CONSIGNES
[a] Recopiez tout ce qui va de « Le contenu de » jusqu'à « et deux axes. » dans le texte du document.
[b] Indiquez si chacune de ces affirmations concorde avec le texte du document, en répondant par oui ou non et en citant les mots décisifs : (i) Mickaël est en CE1 quand il reprend la recherche ; (ii) le triangle objet se trouve à droite ; (iii) le 2e axe est trop éloigné du premier.

Le contenu de la page
6. suite de la recherche
7. prolongements
école : classe unique (section enfantine, cycle 2 et 3 : enfants de 5 à 11 ans
niveau concerné : cycle 2
recherche individuelle : Mickaël, entre 5 ans 1/2 et 8 ans.
domaines : géométrie de transformation, symétrie axiale, loi de composition
connexions : invariance, angle droit, distance, alignement, explorations verticale ou horizontale, vecteurs
Reprise de la recherche : composition de symétries
Mickaël reprend la recherche à la rentrée de septembre. Il est maintenant en CE1 (7 ans).
On se remet dans le bain…
Quelques exemples pour se rappeler du « mode d’emploi »
Mais il se souvient de ma remarque, lors de sa présentation avant les vacances, sur ce que font les grands. Il se lance donc dans la composition de deux symétries axiales…
Et démarre avec ma proposition : un objet bleu et deux axes.
La couleur du produit final (rouge d’abord puis bleu) montre qu’il a hésité sur son statut : rouge en tant qu’image d’un objet ou bleu pour sa similarité avec l’objet initial : image de l’image).
La tentative du bas était condamnée par la position de l’objet initial choisie.
Le triangle objet est à gauche (points bleu, vert, violet). La grande marque jaunâtre verticale est la trace du scotch qui relie deux feuilles du dépliant.
Mickaël utilise bien la technique, sauf pour l’image de l’image du point bleu qui le met en difficulté. Il est vrai que le choix (mon choix) malencontreux du 2e axe ne l’aide pas… Le 2e axe est trop proche du premier, ce qui ajoute une difficulté supplémentaire: l’image et l’image de l’image se chevauchent. Il n’envisage pas que cette image puisse être ailleurs qu’à droite du 2e axe. Il la place donc dans cette zone, à la distance entre le point bleu objet et l’axe 1.

ENREGISTREMENTS AFFICHÉS
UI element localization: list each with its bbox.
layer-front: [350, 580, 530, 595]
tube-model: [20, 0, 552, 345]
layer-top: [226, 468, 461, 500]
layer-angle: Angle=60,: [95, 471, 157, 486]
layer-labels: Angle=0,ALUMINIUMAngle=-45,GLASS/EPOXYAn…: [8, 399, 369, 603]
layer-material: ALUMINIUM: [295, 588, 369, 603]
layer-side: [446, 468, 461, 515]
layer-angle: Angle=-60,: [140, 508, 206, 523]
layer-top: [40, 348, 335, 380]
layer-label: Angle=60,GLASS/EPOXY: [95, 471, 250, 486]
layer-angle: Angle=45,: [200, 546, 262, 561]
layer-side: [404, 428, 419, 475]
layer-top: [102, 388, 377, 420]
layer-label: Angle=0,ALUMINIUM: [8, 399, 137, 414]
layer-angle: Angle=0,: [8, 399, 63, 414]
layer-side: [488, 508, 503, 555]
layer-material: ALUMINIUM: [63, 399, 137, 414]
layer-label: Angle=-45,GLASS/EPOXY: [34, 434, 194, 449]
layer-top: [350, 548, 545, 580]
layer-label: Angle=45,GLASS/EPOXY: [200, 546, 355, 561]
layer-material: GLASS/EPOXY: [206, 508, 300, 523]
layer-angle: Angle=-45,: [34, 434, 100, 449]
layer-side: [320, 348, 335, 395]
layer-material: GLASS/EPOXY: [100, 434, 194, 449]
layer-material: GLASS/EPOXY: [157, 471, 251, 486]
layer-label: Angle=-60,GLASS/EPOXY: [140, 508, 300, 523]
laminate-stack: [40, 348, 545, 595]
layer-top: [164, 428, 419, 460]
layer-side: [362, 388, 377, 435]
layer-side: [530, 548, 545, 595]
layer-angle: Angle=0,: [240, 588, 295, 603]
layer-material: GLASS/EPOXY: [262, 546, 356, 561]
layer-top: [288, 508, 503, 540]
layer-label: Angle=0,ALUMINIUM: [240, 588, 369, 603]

RÉPONSES
[a]
Le contenu de la page
6. suite de la recherche
7. prolongements
école : classe unique (section enfantine, cycle 2 et 3 : enfants de 5 à 11 ans
niveau concerné : cycle 2
recherche individuelle : Mickaël, entre 5 ans 1/2 et 8 ans.
domaines : géométrie de transformation, symétrie axiale, loi de composition
connexions : invariance, angle droit, distance, alignement, explorations verticale ou horizontale, vecteurs
Reprise de la recherche : composition de symétries
Mickaël reprend la recherche à la rentrée de septembre. Il est maintenant en CE1 (7 ans).
On se remet dans le bain…
Quelques exemples pour se rappeler du « mode d’emploi »
Mais il se souvient de ma remarque, lors de sa présentation avant les vacances, sur ce que font les grands. Il se lance donc dans la composition de deux symétries axiales…
Et démarre avec ma proposition : un objet bleu et deux axes.

[b]
(i) Oui : « Il est maintenant en CE1 (7 ans). »
(ii) Non : « Le triangle objet est à gauche (points bleu, vert, violet). »
(iii) Non : « Le 2e axe est trop proche du premier ».